Instructions for the task: Each record is to be transcribed exactly.

# Start of Task material

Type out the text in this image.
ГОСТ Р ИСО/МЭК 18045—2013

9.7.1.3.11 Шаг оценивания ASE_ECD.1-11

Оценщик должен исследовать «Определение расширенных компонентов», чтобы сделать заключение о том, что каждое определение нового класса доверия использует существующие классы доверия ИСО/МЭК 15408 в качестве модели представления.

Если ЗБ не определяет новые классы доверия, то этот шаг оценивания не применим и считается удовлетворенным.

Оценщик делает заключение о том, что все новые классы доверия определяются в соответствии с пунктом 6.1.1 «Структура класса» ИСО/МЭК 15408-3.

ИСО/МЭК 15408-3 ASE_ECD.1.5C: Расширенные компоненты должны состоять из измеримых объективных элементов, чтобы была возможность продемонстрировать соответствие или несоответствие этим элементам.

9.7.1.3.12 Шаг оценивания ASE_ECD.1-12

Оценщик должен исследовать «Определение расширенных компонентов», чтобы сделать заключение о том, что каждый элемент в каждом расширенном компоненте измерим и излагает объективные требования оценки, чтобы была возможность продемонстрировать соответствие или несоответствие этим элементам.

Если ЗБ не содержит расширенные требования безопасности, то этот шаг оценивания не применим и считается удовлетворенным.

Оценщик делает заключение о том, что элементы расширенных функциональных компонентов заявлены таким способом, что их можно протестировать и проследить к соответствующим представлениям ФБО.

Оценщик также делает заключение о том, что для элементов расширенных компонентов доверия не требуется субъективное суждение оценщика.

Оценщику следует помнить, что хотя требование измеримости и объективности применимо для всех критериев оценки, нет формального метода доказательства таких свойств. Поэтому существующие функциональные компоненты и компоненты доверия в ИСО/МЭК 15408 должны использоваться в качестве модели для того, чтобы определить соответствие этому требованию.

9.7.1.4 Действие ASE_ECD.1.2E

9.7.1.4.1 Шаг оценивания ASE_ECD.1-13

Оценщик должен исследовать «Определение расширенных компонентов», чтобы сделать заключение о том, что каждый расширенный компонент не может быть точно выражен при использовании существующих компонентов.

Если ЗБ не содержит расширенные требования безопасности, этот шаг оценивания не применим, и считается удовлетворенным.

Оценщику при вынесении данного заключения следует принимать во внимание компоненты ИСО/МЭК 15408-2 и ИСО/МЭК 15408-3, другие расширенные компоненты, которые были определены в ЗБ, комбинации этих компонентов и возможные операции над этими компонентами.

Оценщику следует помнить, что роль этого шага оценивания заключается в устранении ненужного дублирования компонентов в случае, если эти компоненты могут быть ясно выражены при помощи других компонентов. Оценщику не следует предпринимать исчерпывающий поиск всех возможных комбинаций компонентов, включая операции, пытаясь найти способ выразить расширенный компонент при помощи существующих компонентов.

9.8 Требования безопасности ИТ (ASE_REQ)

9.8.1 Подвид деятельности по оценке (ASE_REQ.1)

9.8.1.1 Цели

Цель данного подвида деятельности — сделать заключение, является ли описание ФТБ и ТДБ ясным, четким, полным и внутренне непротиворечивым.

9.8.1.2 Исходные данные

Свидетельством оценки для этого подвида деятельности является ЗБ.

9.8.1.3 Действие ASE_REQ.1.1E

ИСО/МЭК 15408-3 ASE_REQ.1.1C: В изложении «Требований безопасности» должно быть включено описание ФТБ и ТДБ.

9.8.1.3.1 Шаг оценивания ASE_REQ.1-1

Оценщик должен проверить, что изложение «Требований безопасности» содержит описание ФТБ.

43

# End of Task material

Solution for this exercise:
Type out the text in this image.
ГОСТ Р ИСО/МЭК 18045—2013

9.7.1.3.11 Шаг оценивания ASE_ECD.1-11

Оценщик должен исследовать «Определение расширенных компонентов», чтобы сделать заключение о том, что каждое определение нового класса доверия использует существующие классы доверия ИСО/МЭК 15408 в качестве модели представления.

Если ЗБ не определяет новые классы доверия, то этот шаг оценивания не применим и считается удовлетворенным.

Оценщик делает заключение о том, что все новые классы доверия определяются в соответствии с пунктом 6.1.1 «Структура класса» ИСО/МЭК 15408-3.

ИСО/МЭК 15408-3 ASE_ECD.1.5C: Расширенные компоненты должны состоять из измеримых объективных элементов, чтобы была возможность продемонстрировать соответствие или несоответствие этим элементам.

9.7.1.3.12 Шаг оценивания ASE_ECD.1-12

Оценщик должен исследовать «Определение расширенных компонентов», чтобы сделать заключение о том, что каждый элемент в каждом расширенном компоненте измерим и излагает объективные требования оценки, чтобы была возможность продемонстрировать соответствие или несоответствие этим элементам.

Если ЗБ не содержит расширенные требования безопасности, то этот шаг оценивания не применим и считается удовлетворенным.

Оценщик делает заключение о том, что элементы расширенных функциональных компонентов заявлены таким способом, что их можно протестировать и проследить к соответствующим представлениям ФБО.

Оценщик также делает заключение о том, что для элементов расширенных компонентов доверия не требуется субъективное суждение оценщика.

Оценщику следует помнить, что хотя требование измеримости и объективности применимо для всех критериев оценки, нет формального метода доказательства таких свойств. Поэтому существующие функциональные компоненты и компоненты доверия в ИСО/МЭК 15408 должны использоваться в качестве модели для того, чтобы определить соответствие этому требованию.

9.7.1.4 Действие ASE_ECD.1.2E

9.7.1.4.1 Шаг оценивания ASE_ECD.1-13

Оценщик должен исследовать «Определение расширенных компонентов», чтобы сделать заключение о том, что каждый расширенный компонент не может быть точно выражен при использовании существующих компонентов.

Если ЗБ не содержит расширенные требования безопасности, этот шаг оценивания не применим, и считается удовлетворенным.

Оценщику при вынесении данного заключения следует принимать во внимание компоненты ИСО/МЭК 15408-2 и ИСО/МЭК 15408-3, другие расширенные компоненты, которые были определены в ЗБ, комбинации этих компонентов и возможные операции над этими компонентами.

Оценщику следует помнить, что роль этого шага оценивания заключается в устранении ненужного дублирования компонентов в случае, если эти компоненты могут быть ясно выражены при помощи других компонентов. Оценщику не следует предпринимать исчерпывающий поиск всех возможных комбинаций компонентов, включая операции, пытаясь найти способ выразить расширенный компонент при помощи существующих компонентов.

9.8 Требования безопасности ИТ (ASE_REQ)

9.8.1 Подвид деятельности по оценке (ASE_REQ.1)

9.8.1.1 Цели

Цель данного подвида деятельности — сделать заключение, является ли описание ФТБ и ТДБ ясным, четким, полным и внутренне непротиворечивым.

9.8.1.2 Исходные данные

Свидетельством оценки для этого подвида деятельности является ЗБ.

9.8.1.3 Действие ASE_REQ.1.1E

ИСО/МЭК 15408-3 ASE_REQ.1.1C: В изложении «Требований безопасности» должно быть включено описание ФТБ и ТДБ.

9.8.1.3.1 Шаг оценивания ASE_REQ.1-1

Оценщик должен проверить, что изложение «Требований безопасности» содержит описание ФТБ.

43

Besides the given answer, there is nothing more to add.